── Supplied entries ──

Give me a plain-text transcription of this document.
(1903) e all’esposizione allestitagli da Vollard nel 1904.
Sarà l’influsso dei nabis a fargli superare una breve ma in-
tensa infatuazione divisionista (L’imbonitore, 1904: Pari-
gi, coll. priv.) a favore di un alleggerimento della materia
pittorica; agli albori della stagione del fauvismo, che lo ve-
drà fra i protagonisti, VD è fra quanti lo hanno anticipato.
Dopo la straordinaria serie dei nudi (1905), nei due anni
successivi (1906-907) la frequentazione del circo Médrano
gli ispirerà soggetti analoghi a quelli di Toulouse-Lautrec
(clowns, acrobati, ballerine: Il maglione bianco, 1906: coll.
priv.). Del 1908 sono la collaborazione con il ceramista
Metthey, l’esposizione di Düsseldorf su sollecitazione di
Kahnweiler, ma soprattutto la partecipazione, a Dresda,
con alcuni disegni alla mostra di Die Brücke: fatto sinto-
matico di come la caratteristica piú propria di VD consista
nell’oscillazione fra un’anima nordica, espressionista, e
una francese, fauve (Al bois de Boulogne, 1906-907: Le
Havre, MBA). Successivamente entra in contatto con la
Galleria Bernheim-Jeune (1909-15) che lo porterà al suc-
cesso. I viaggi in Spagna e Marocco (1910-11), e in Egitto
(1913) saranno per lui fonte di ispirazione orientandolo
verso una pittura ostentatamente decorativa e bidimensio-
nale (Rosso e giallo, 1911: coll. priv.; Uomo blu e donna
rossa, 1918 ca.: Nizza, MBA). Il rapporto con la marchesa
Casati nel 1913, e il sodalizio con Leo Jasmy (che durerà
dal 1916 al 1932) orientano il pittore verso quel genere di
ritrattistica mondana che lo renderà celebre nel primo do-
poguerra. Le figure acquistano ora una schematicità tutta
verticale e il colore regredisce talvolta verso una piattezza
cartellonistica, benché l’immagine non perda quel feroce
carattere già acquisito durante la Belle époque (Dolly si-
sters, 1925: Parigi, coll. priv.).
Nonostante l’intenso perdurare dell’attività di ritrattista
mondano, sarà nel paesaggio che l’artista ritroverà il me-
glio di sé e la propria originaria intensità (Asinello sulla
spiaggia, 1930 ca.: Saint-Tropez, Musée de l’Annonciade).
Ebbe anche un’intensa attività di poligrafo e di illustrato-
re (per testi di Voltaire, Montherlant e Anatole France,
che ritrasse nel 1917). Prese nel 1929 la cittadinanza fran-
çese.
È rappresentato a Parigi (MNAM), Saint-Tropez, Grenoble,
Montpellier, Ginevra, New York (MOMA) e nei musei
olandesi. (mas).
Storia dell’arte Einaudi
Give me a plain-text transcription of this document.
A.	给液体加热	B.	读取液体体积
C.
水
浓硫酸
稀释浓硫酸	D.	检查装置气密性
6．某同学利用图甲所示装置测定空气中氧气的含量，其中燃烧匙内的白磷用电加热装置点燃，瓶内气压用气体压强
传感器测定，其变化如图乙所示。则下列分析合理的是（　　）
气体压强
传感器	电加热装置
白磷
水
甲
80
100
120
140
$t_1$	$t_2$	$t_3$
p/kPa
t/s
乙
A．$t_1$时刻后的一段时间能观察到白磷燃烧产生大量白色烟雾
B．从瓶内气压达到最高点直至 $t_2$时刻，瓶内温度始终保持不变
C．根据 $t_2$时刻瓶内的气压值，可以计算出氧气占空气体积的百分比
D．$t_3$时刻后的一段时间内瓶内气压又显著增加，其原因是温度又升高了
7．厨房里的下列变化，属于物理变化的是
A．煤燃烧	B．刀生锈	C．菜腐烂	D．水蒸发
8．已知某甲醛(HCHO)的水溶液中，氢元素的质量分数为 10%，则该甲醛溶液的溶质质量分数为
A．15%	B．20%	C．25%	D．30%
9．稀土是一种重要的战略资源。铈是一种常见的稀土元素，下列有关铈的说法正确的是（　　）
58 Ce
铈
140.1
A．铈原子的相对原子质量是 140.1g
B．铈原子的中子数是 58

───

= Work to do =
Which lines hold the word "priv"? Show each one.

= Solution to this problem =
gi, coll. priv.) a favore di un alleggerimento della materia
priv.). Del 1908 sono la collaborazione con il ceramista
nale (Rosso e giallo, 1911: coll. priv.; Uomo blu e donna
sters, 1925: Parigi, coll. priv.).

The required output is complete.